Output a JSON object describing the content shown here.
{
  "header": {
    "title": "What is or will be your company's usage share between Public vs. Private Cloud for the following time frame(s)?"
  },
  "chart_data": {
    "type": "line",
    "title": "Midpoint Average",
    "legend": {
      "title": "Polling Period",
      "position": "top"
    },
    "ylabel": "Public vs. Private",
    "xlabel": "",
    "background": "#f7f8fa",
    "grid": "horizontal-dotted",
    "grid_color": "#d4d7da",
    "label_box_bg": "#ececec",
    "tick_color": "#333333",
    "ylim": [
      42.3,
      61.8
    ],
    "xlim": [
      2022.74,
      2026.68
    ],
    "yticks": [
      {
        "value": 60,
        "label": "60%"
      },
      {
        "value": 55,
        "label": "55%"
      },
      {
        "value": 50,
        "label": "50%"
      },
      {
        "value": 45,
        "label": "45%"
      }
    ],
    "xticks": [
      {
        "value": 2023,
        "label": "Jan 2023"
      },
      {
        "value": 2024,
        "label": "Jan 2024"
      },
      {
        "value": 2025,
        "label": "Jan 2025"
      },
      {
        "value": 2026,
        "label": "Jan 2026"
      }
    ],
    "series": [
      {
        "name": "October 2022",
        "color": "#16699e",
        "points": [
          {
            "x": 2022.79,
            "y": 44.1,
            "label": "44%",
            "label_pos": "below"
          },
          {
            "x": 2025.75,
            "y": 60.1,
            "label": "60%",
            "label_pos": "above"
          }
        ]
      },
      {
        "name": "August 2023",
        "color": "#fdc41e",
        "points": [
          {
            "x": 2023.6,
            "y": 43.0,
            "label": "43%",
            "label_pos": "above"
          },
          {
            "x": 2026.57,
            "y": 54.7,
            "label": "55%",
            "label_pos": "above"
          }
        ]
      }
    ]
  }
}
::::
→ WHAT YOU NEED TO DO
Print every entry exactly as written.

→ EXERCISE SOLUTION
Output a JSON object describing the content shown here.
{
  "header": {
    "title": "What is or will be your company's usage share between Public vs. Private Cloud for the following time frame(s)?"
  },
  "chart_data": {
    "type": "line",
    "title": "Midpoint Average",
    "legend": {
      "title": "Polling Period",
      "position": "top"
    },
    "ylabel": "Public vs. Private",
    "xlabel": "",
    "background": "#f7f8fa",
    "grid": "horizontal-dotted",
    "grid_color": "#d4d7da",
    "label_box_bg": "#ececec",
    "tick_color": "#333333",
    "ylim": [
      42.3,
      61.8
    ],
    "xlim": [
      2022.74,
      2026.68
    ],
    "yticks": [
      {
        "value": 60,
        "label": "60%"
      },
      {
        "value": 55,
        "label": "55%"
      },
      {
        "value": 50,
        "label": "50%"
      },
      {
        "value": 45,
        "label": "45%"
      }
    ],
    "xticks": [
      {
        "value": 2023,
        "label": "Jan 2023"
      },
      {
        "value": 2024,
        "label": "Jan 2024"
      },
      {
        "value": 2025,
        "label": "Jan 2025"
      },
      {
        "value": 2026,
        "label": "Jan 2026"
      }
    ],
    "series": [
      {
        "name": "October 2022",
        "color": "#16699e",
        "points": [
          {
            "x": 2022.79,
            "y": 44.1,
            "label": "44%",
            "label_pos": "below"
          },
          {
            "x": 2025.75,
            "y": 60.1,
            "label": "60%",
            "label_pos": "above"
          }
        ]
      },
      {
        "name": "August 2023",
        "color": "#fdc41e",
        "points": [
          {
            "x": 2023.6,
            "y": 43.0,
            "label": "43%",
            "label_pos": "above"
          },
          {
            "x": 2026.57,
            "y": 54.7,
            "label": "55%",
            "label_pos": "above"
          }
        ]
      }
    ]
  }
}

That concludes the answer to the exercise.